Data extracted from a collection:
——

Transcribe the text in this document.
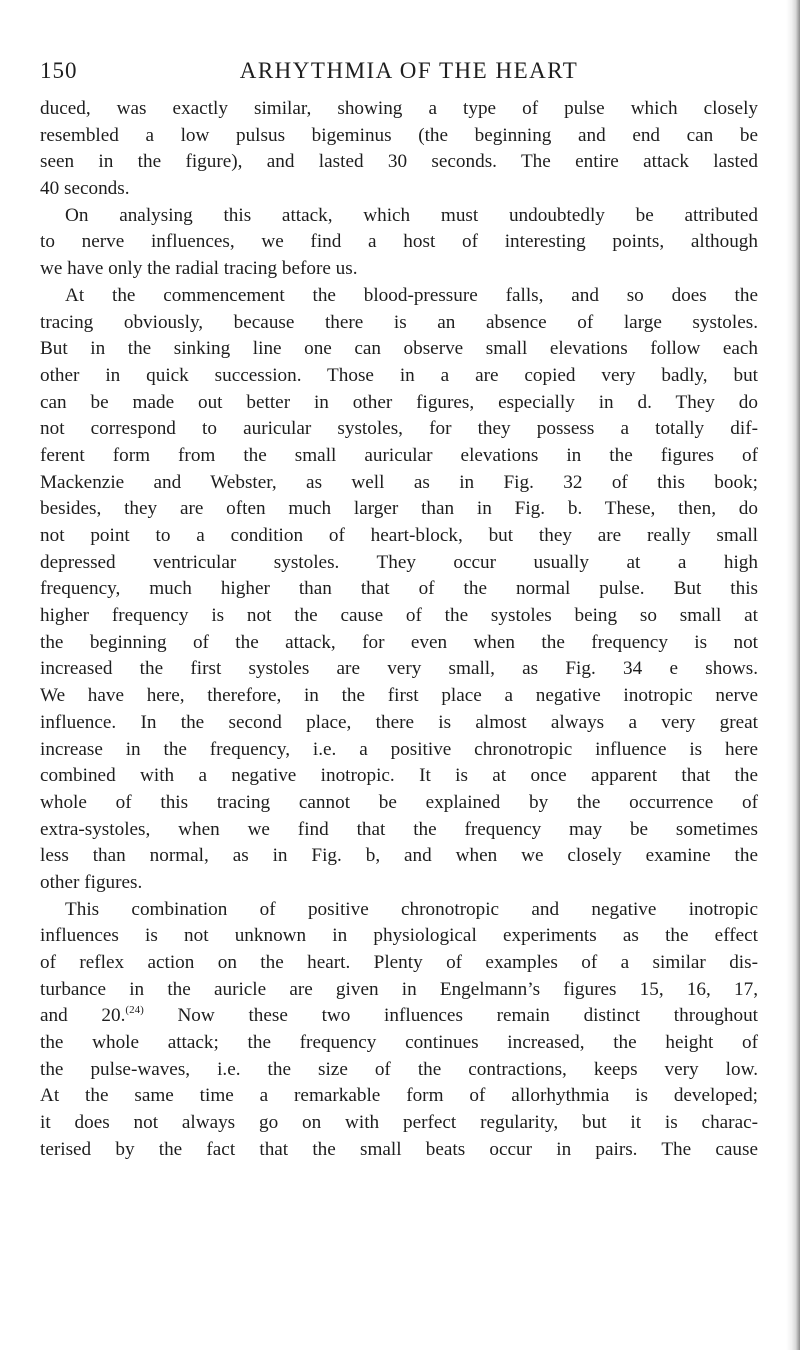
150	ARHYTHMIA OF THE HEART
duced, was exactly similar, showing a type of pulse which closely
resembled a low pulsus bigeminus (the beginning and end can be
seen in the figure), and lasted 30 seconds. The entire attack lasted
40 seconds.
On analysing this attack, which must undoubtedly be attributed
to nerve influences, we find a host of interesting points, although
we have only the radial tracing before us.
At the commencement the blood-pressure falls, and so does the
tracing obviously, because there is an absence of large systoles.
But in the sinking line one can observe small elevations follow each
other in quick succession. Those in a are copied very badly, but
can be made out better in other figures, especially in d. They do
not correspond to auricular systoles, for they possess a totally dif-
ferent form from the small auricular elevations in the figures of
Mackenzie and Webster, as well as in Fig. 32 of this book;
besides, they are often much larger than in Fig. b. These, then, do
not point to a condition of heart-block, but they are really small
depressed ventricular systoles. They occur usually at a high
frequency, much higher than that of the normal pulse. But this
higher frequency is not the cause of the systoles being so small at
the beginning of the attack, for even when the frequency is not
increased the first systoles are very small, as Fig. 34 e shows.
We have here, therefore, in the first place a negative inotropic nerve
influence. In the second place, there is almost always a very great
increase in the frequency, i.e. a positive chronotropic influence is here
combined with a negative inotropic. It is at once apparent that the
whole of this tracing cannot be explained by the occurrence of
extra-systoles, when we find that the frequency may be sometimes
less than normal, as in Fig. b, and when we closely examine the
other figures.
This combination of positive chronotropic and negative inotropic
influences is not unknown in physiological experiments as the effect
of reflex action on the heart. Plenty of examples of a similar dis-
turbance in the auricle are given in Engelmann’s figures 15, 16, 17,
and 20.$^{(24)}$ Now these two influences remain distinct throughout
the whole attack; the frequency continues increased, the height of
the pulse-waves, i.e. the size of the contractions, keeps very low.
At the same time a remarkable form of allorhythmia is developed;
it does not always go on with perfect regularity, but it is charac-
terised by the fact that the small beats occur in pairs. The cause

——

Direction:
Can you retype every record above exactly, leaving out the pictures?

Exercise result:
Transcribe the text in this document.
150	ARHYTHMIA OF THE HEART
duced, was exactly similar, showing a type of pulse which closely
resembled a low pulsus bigeminus (the beginning and end can be
seen in the figure), and lasted 30 seconds. The entire attack lasted
40 seconds.
On analysing this attack, which must undoubtedly be attributed
to nerve influences, we find a host of interesting points, although
we have only the radial tracing before us.
At the commencement the blood-pressure falls, and so does the
tracing obviously, because there is an absence of large systoles.
But in the sinking line one can observe small elevations follow each
other in quick succession. Those in a are copied very badly, but
can be made out better in other figures, especially in d. They do
not correspond to auricular systoles, for they possess a totally dif-
ferent form from the small auricular elevations in the figures of
Mackenzie and Webster, as well as in Fig. 32 of this book;
besides, they are often much larger than in Fig. b. These, then, do
not point to a condition of heart-block, but they are really small
depressed ventricular systoles. They occur usually at a high
frequency, much higher than that of the normal pulse. But this
higher frequency is not the cause of the systoles being so small at
the beginning of the attack, for even when the frequency is not
increased the first systoles are very small, as Fig. 34 e shows.
We have here, therefore, in the first place a negative inotropic nerve
influence. In the second place, there is almost always a very great
increase in the frequency, i.e. a positive chronotropic influence is here
combined with a negative inotropic. It is at once apparent that the
whole of this tracing cannot be explained by the occurrence of
extra-systoles, when we find that the frequency may be sometimes
less than normal, as in Fig. b, and when we closely examine the
other figures.
This combination of positive chronotropic and negative inotropic
influences is not unknown in physiological experiments as the effect
of reflex action on the heart. Plenty of examples of a similar dis-
turbance in the auricle are given in Engelmann’s figures 15, 16, 17,
and 20.$^{(24)}$ Now these two influences remain distinct throughout
the whole attack; the frequency continues increased, the height of
the pulse-waves, i.e. the size of the contractions, keeps very low.
At the same time a remarkable form of allorhythmia is developed;
it does not always go on with perfect regularity, but it is charac-
terised by the fact that the small beats occur in pairs. The cause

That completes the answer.